Excerpt from a dataset ->

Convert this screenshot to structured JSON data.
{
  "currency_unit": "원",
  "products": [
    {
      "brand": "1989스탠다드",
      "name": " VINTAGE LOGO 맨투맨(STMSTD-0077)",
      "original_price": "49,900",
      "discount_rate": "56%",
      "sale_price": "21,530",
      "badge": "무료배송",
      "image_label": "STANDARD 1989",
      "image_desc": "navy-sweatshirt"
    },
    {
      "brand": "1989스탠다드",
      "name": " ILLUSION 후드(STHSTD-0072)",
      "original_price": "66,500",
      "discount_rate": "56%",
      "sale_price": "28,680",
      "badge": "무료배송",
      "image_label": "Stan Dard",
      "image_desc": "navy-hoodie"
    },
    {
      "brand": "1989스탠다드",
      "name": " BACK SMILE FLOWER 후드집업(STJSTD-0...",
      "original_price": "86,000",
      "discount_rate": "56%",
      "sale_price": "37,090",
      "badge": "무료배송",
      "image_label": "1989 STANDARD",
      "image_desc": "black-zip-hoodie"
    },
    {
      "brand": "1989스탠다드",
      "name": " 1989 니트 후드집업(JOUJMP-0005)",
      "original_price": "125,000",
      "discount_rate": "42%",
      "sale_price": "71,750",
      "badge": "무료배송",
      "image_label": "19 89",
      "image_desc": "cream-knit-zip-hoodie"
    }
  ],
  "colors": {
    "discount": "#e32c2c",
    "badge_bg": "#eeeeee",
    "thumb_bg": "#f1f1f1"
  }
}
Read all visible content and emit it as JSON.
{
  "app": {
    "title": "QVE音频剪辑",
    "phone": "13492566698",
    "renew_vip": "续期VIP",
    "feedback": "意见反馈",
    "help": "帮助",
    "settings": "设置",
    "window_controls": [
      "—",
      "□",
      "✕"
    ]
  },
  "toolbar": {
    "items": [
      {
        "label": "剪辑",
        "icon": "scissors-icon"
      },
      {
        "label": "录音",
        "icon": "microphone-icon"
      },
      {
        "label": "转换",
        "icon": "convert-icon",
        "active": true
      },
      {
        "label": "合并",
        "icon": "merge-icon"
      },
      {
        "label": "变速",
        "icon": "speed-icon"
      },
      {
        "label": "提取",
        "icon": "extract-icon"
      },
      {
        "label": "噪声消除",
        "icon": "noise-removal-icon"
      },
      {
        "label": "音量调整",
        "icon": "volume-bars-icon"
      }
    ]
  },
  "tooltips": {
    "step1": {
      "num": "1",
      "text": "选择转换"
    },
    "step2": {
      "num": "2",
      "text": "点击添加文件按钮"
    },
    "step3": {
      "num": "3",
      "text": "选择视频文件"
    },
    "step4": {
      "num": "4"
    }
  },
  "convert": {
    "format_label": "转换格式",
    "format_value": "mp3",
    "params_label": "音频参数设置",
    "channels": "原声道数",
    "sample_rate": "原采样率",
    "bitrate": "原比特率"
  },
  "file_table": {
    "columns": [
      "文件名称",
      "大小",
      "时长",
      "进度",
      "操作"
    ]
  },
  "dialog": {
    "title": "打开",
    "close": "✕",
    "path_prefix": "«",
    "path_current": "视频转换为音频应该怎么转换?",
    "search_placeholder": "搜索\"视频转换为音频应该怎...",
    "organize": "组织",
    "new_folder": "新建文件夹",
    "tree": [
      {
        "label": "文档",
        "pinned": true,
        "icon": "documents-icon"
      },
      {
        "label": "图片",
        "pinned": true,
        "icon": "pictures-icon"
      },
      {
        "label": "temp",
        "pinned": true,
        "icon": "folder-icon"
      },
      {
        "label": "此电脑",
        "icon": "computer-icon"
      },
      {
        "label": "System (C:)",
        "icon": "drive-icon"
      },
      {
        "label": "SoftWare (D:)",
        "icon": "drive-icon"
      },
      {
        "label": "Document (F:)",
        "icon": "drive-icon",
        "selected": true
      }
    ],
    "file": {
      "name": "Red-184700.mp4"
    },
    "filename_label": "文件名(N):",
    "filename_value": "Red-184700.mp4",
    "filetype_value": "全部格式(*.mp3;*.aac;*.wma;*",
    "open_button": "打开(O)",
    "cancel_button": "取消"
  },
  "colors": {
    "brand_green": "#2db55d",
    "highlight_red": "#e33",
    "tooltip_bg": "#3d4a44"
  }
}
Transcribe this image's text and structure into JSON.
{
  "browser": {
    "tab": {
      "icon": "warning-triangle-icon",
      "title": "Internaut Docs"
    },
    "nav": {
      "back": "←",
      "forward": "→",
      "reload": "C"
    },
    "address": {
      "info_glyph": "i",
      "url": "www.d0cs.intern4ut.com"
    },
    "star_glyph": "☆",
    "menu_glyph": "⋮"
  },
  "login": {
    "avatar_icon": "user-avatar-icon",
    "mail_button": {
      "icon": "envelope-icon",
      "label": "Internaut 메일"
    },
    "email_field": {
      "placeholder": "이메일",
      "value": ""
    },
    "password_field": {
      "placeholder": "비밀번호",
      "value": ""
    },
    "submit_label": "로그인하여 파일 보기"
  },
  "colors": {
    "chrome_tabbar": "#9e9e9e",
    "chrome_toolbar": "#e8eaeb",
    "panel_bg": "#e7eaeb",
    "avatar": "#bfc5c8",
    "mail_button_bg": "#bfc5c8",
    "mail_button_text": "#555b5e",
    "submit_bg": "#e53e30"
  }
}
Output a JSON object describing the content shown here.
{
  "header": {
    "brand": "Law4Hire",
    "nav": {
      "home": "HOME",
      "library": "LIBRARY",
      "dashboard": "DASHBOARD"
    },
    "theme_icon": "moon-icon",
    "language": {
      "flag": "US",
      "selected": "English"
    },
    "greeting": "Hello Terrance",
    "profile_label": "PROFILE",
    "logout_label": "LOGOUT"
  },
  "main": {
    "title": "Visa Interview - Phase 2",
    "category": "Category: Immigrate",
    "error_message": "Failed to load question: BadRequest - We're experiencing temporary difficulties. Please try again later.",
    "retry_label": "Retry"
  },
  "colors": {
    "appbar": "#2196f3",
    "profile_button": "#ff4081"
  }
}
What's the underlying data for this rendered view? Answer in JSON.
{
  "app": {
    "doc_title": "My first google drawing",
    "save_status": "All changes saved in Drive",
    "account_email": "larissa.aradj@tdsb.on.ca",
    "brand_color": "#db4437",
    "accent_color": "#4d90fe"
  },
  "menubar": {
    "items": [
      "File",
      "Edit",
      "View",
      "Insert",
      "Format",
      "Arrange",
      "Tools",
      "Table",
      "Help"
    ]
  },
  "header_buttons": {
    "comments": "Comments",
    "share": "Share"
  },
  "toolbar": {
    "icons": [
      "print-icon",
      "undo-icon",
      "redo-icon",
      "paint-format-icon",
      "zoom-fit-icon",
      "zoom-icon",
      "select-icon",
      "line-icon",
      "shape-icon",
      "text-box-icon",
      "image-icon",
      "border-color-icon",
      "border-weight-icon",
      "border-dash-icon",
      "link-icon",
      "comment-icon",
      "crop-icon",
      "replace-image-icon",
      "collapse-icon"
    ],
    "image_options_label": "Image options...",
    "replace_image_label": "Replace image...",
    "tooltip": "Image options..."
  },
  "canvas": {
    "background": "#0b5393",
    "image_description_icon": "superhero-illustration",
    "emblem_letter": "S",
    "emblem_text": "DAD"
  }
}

Prompt ->
Retype the whole listing above exactly.

Response ->
Convert this screenshot to structured JSON data.
{
  "currency_unit": "원",
  "products": [
    {
      "brand": "1989스탠다드",
      "name": " VINTAGE LOGO 맨투맨(STMSTD-0077)",
      "original_price": "49,900",
      "discount_rate": "56%",
      "sale_price": "21,530",
      "badge": "무료배송",
      "image_label": "STANDARD 1989",
      "image_desc": "navy-sweatshirt"
    },
    {
      "brand": "1989스탠다드",
      "name": " ILLUSION 후드(STHSTD-0072)",
      "original_price": "66,500",
      "discount_rate": "56%",
      "sale_price": "28,680",
      "badge": "무료배송",
      "image_label": "Stan Dard",
      "image_desc": "navy-hoodie"
    },
    {
      "brand": "1989스탠다드",
      "name": " BACK SMILE FLOWER 후드집업(STJSTD-0...",
      "original_price": "86,000",
      "discount_rate": "56%",
      "sale_price": "37,090",
      "badge": "무료배송",
      "image_label": "1989 STANDARD",
      "image_desc": "black-zip-hoodie"
    },
    {
      "brand": "1989스탠다드",
      "name": " 1989 니트 후드집업(JOUJMP-0005)",
      "original_price": "125,000",
      "discount_rate": "42%",
      "sale_price": "71,750",
      "badge": "무료배송",
      "image_label": "19 89",
      "image_desc": "cream-knit-zip-hoodie"
    }
  ],
  "colors": {
    "discount": "#e32c2c",
    "badge_bg": "#eeeeee",
    "thumb_bg": "#f1f1f1"
  }
}
Read all visible content and emit it as JSON.
{
  "app": {
    "title": "QVE音频剪辑",
    "phone": "13492566698",
    "renew_vip": "续期VIP",
    "feedback": "意见反馈",
    "help": "帮助",
    "settings": "设置",
    "window_controls": [
      "—",
      "□",
      "✕"
    ]
  },
  "toolbar": {
    "items": [
      {
        "label": "剪辑",
        "icon": "scissors-icon"
      },
      {
        "label": "录音",
        "icon": "microphone-icon"
      },
      {
        "label": "转换",
        "icon": "convert-icon",
        "active": true
      },
      {
        "label": "合并",
        "icon": "merge-icon"
      },
      {
        "label": "变速",
        "icon": "speed-icon"
      },
      {
        "label": "提取",
        "icon": "extract-icon"
      },
      {
        "label": "噪声消除",
        "icon": "noise-removal-icon"
      },
      {
        "label": "音量调整",
        "icon": "volume-bars-icon"
      }
    ]
  },
  "tooltips": {
    "step1": {
      "num": "1",
      "text": "选择转换"
    },
    "step2": {
      "num": "2",
      "text": "点击添加文件按钮"
    },
    "step3": {
      "num": "3",
      "text": "选择视频文件"
    },
    "step4": {
      "num": "4"
    }
  },
  "convert": {
    "format_label": "转换格式",
    "format_value": "mp3",
    "params_label": "音频参数设置",
    "channels": "原声道数",
    "sample_rate": "原采样率",
    "bitrate": "原比特率"
  },
  "file_table": {
    "columns": [
      "文件名称",
      "大小",
      "时长",
      "进度",
      "操作"
    ]
  },
  "dialog": {
    "title": "打开",
    "close": "✕",
    "path_prefix": "«",
    "path_current": "视频转换为音频应该怎么转换?",
    "search_placeholder": "搜索\"视频转换为音频应该怎...",
    "organize": "组织",
    "new_folder": "新建文件夹",
    "tree": [
      {
        "label": "文档",
        "pinned": true,
        "icon": "documents-icon"
      },
      {
        "label": "图片",
        "pinned": true,
        "icon": "pictures-icon"
      },
      {
        "label": "temp",
        "pinned": true,
        "icon": "folder-icon"
      },
      {
        "label": "此电脑",
        "icon": "computer-icon"
      },
      {
        "label": "System (C:)",
        "icon": "drive-icon"
      },
      {
        "label": "SoftWare (D:)",
        "icon": "drive-icon"
      },
      {
        "label": "Document (F:)",
        "icon": "drive-icon",
        "selected": true
      }
    ],
    "file": {
      "name": "Red-184700.mp4"
    },
    "filename_label": "文件名(N):",
    "filename_value": "Red-184700.mp4",
    "filetype_value": "全部格式(*.mp3;*.aac;*.wma;*",
    "open_button": "打开(O)",
    "cancel_button": "取消"
  },
  "colors": {
    "brand_green": "#2db55d",
    "highlight_red": "#e33",
    "tooltip_bg": "#3d4a44"
  }
}
Transcribe this image's text and structure into JSON.
{
  "browser": {
    "tab": {
      "icon": "warning-triangle-icon",
      "title": "Internaut Docs"
    },
    "nav": {
      "back": "←",
      "forward": "→",
      "reload": "C"
    },
    "address": {
      "info_glyph": "i",
      "url": "www.d0cs.intern4ut.com"
    },
    "star_glyph": "☆",
    "menu_glyph": "⋮"
  },
  "login": {
    "avatar_icon": "user-avatar-icon",
    "mail_button": {
      "icon": "envelope-icon",
      "label": "Internaut 메일"
    },
    "email_field": {
      "placeholder": "이메일",
      "value": ""
    },
    "password_field": {
      "placeholder": "비밀번호",
      "value": ""
    },
    "submit_label": "로그인하여 파일 보기"
  },
  "colors": {
    "chrome_tabbar": "#9e9e9e",
    "chrome_toolbar": "#e8eaeb",
    "panel_bg": "#e7eaeb",
    "avatar": "#bfc5c8",
    "mail_button_bg": "#bfc5c8",
    "mail_button_text": "#555b5e",
    "submit_bg": "#e53e30"
  }
}
Output a JSON object describing the content shown here.
{
  "header": {
    "brand": "Law4Hire",
    "nav": {
      "home": "HOME",
      "library": "LIBRARY",
      "dashboard": "DASHBOARD"
    },
    "theme_icon": "moon-icon",
    "language": {
      "flag": "US",
      "selected": "English"
    },
    "greeting": "Hello Terrance",
    "profile_label": "PROFILE",
    "logout_label": "LOGOUT"
  },
  "main": {
    "title": "Visa Interview - Phase 2",
    "category": "Category: Immigrate",
    "error_message": "Failed to load question: BadRequest - We're experiencing temporary difficulties. Please try again later.",
    "retry_label": "Retry"
  },
  "colors": {
    "appbar": "#2196f3",
    "profile_button": "#ff4081"
  }
}
What's the underlying data for this rendered view? Answer in JSON.
{
  "app": {
    "doc_title": "My first google drawing",
    "save_status": "All changes saved in Drive",
    "account_email": "larissa.aradj@tdsb.on.ca",
    "brand_color": "#db4437",
    "accent_color": "#4d90fe"
  },
  "menubar": {
    "items": [
      "File",
      "Edit",
      "View",
      "Insert",
      "Format",
      "Arrange",
      "Tools",
      "Table",
      "Help"
    ]
  },
  "header_buttons": {
    "comments": "Comments",
    "share": "Share"
  },
  "toolbar": {
    "icons": [
      "print-icon",
      "undo-icon",
      "redo-icon",
      "paint-format-icon",
      "zoom-fit-icon",
      "zoom-icon",
      "select-icon",
      "line-icon",
      "shape-icon",
      "text-box-icon",
      "image-icon",
      "border-color-icon",
      "border-weight-icon",
      "border-dash-icon",
      "link-icon",
      "comment-icon",
      "crop-icon",
      "replace-image-icon",
      "collapse-icon"
    ],
    "image_options_label": "Image options...",
    "replace_image_label": "Replace image...",
    "tooltip": "Image options..."
  },
  "canvas": {
    "background": "#0b5393",
    "image_description_icon": "superhero-illustration",
    "emblem_letter": "S",
    "emblem_text": "DAD"
  }
}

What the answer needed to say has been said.